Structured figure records
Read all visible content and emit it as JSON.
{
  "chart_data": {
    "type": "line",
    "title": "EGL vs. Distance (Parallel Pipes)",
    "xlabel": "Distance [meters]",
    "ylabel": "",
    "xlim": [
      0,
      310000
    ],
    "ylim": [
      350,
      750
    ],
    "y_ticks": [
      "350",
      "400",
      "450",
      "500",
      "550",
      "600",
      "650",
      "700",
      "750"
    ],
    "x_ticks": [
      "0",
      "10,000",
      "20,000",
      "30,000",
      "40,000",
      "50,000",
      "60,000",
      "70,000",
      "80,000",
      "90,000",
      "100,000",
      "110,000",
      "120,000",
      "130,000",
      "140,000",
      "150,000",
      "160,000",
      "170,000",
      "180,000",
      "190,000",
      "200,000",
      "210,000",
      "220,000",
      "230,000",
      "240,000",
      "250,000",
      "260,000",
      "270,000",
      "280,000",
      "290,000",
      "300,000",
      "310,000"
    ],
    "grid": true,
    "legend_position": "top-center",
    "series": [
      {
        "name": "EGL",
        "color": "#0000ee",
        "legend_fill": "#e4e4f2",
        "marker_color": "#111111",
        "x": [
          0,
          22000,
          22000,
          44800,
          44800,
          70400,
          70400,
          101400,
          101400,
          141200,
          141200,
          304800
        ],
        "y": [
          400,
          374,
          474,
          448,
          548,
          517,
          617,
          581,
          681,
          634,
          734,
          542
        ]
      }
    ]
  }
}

§ **YOUR INSTRUCTIONS**:
Give only the number of lines in the records that contain the string "Distance".

§ **RESPONSE**:
2